> [GOAL 1]:
From the records below, copy out the lines between the one holding "Text: Berkeley Earth: Berkeley" and the one holding "Y-axis label: Temperature", both included.

> [PROVIDED TEXT]:
....

The clothing of Tibet was sheepskin, yak hair woven into cloth, wool, or imported silks. The aristocratic ladies of Lhasa "used Helena Rubinstein cosmetics and favored 'Evening in Paris' perfume imported from Calcutta." The Thirteenth Dalai Lama was given cars as gifts from foreign governments, and they were used for a short period of time for official excursions on the flatter roads about Lhasa. But the Tibetans had no idea how to repair them and so, ultimately, they were stored away as curiosities.
Then there are the many Tibetan festivals: One of the happiest "...was a kite-flying festival. When a kite mounted especially high, the string sometimes would be cut. In Tibetan belief ... the kite represented a prayer mounting to heaven."
For the Tibetan poor, the staple diet was barley, yogurt, cheese, and meat. Visitors were offered yak-buttered tea and tsampa --- roasted barley mixed with tea, "forming a paste that was then rolled into balls and eaten with the fingers." The upper classes would eat shark fins, mutton-ball soup, sea slugs, cold lamb's tongue, sugarplums, spaghetti made of pea flour, and, of all things, canned pears, pineapples, and peaches.
When Tolstoy and Dolan left Tibet in 1943, they had asked that the court officials send along some stamps, because FDR was a stamp collector and would appreciate such a rare gift from such a rare country. "The Tibetans turned down the request, however," says the author. "They felt that any gift made of paper was not suitable for the head of a great country."
§ § §
This, then, is the culture from which the Dalai Lama sprang --- indeed, the culture that he and his elders ran. The punishments, those dreadful lashings and amputations, were carried out under his ægis. It was a harsh, a cruel regime.
But we should always ask if the master, himself martyred by the Chinese, has learned a new way, a way in keeping with the humility and love prescribed by his religion? Have the years spent away from his stern theocracy tempered him, made him more compassionate, especially towards the dispossessed?
Perhaps so --- but in one of his latest books, Beyond Dogma, the Dalai Lama approvingly quotes the guru Ashvaghosha on the question of sexual behaviour. Misconduct is determined, he says, by "inappropriate partner, organ, time, or place."

....

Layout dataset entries
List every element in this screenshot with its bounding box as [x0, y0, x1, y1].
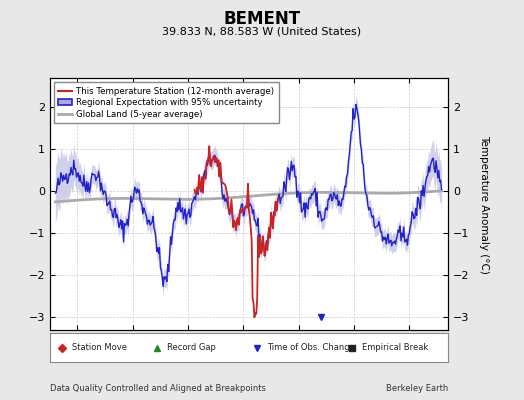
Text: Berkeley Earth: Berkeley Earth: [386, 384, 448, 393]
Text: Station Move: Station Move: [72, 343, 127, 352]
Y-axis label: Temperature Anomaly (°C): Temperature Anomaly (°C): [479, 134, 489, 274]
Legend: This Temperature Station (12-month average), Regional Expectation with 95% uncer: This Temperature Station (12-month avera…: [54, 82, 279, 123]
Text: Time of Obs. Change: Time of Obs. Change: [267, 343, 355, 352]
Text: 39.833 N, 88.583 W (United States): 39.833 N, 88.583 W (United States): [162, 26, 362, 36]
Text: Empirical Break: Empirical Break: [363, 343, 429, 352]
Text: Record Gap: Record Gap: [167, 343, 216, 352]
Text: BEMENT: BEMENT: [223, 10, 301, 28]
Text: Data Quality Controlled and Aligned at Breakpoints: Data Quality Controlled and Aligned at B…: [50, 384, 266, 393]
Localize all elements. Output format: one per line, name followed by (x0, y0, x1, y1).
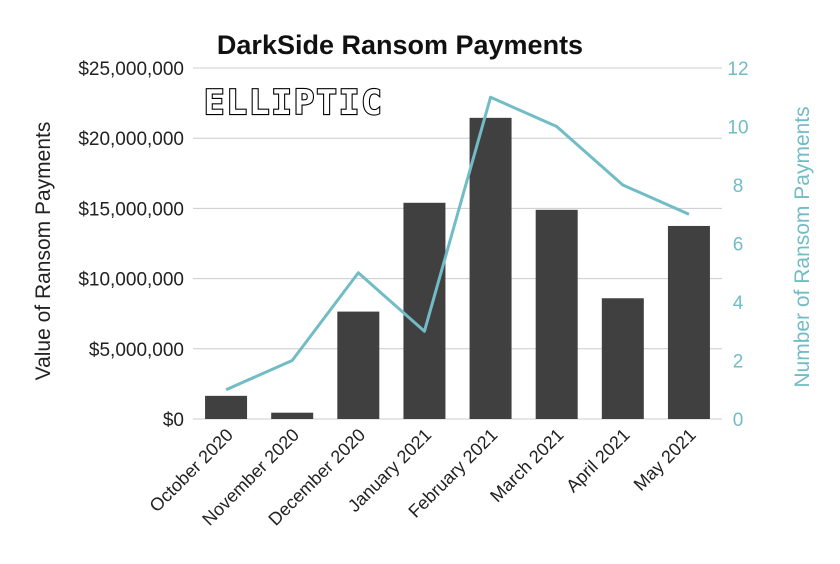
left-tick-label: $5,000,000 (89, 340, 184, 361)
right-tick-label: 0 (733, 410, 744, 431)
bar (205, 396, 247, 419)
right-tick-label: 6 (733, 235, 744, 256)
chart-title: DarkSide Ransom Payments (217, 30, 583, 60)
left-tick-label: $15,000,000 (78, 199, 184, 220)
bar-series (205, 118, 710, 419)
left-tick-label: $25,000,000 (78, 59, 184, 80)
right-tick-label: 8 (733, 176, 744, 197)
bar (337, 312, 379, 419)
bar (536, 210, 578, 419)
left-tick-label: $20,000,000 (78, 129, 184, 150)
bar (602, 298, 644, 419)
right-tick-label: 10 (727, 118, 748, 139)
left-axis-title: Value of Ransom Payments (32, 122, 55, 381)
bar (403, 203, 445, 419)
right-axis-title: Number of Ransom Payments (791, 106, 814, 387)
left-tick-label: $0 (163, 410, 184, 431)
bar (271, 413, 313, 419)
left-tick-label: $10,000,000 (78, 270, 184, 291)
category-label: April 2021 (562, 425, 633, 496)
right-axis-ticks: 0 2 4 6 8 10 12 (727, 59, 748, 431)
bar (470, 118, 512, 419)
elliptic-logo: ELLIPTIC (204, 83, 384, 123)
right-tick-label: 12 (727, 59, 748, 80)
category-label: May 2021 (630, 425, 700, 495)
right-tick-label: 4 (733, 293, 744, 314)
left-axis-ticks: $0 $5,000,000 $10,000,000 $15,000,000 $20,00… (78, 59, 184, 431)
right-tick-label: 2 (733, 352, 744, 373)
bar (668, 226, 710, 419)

....

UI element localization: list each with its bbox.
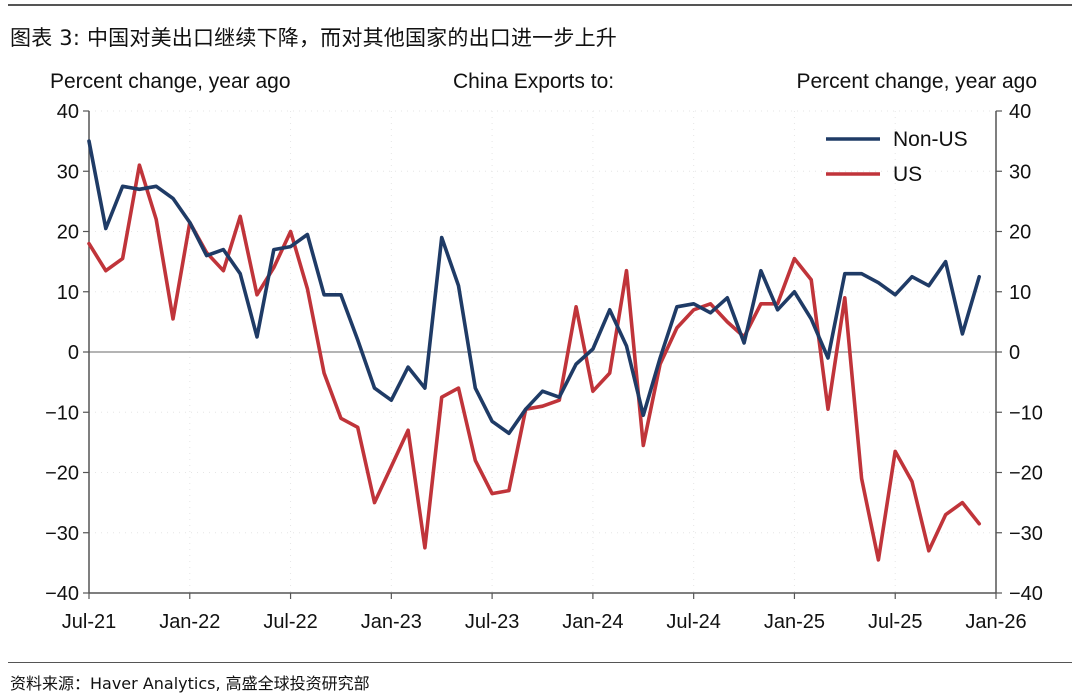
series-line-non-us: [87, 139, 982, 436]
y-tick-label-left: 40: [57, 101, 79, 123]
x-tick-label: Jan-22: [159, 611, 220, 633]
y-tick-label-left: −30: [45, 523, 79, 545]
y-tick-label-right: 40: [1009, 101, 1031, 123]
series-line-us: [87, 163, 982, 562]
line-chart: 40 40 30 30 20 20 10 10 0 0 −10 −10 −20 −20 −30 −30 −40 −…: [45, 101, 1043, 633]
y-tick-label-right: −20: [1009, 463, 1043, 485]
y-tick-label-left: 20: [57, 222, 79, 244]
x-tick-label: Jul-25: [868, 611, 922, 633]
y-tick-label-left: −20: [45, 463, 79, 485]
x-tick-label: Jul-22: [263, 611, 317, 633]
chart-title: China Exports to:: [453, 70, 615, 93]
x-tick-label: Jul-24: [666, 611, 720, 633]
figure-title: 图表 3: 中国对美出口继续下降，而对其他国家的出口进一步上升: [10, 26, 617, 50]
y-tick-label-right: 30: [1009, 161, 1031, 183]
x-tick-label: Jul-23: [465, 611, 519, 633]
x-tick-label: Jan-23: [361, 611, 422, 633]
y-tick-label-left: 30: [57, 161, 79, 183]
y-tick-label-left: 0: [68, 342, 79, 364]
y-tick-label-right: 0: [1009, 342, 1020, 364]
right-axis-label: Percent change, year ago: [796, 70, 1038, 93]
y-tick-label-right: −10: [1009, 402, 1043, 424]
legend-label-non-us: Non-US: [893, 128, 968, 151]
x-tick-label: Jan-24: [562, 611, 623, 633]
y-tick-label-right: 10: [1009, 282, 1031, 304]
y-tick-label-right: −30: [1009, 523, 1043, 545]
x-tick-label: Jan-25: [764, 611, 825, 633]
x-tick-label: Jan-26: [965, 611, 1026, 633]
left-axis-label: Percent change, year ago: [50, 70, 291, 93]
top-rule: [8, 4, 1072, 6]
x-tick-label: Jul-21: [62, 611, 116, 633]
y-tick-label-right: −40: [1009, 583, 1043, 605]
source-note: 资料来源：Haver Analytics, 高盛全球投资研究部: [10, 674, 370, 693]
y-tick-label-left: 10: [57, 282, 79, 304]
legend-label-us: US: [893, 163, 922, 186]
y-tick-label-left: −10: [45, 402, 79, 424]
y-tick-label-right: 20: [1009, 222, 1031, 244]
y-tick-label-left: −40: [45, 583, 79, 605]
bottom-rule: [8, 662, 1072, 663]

....

> [GOAL 2]:
In the passage on old Tibet, why did the Tibetans refuse to send stamps for FDR?

> [WRITTEN ANSWER 1]:
Text: Berkeley Earth: Berkeley Earth: [386, 384, 448, 393]
Text: Station Move: Station Move: [72, 343, 127, 352]
Y-axis label: Temperature Anomaly (°C): Temperature Anomaly (°C): [479, 134, 489, 274]

> [WRITTEN ANSWER 2]:
They felt that any gift made of paper was not suitable for the head of a great country.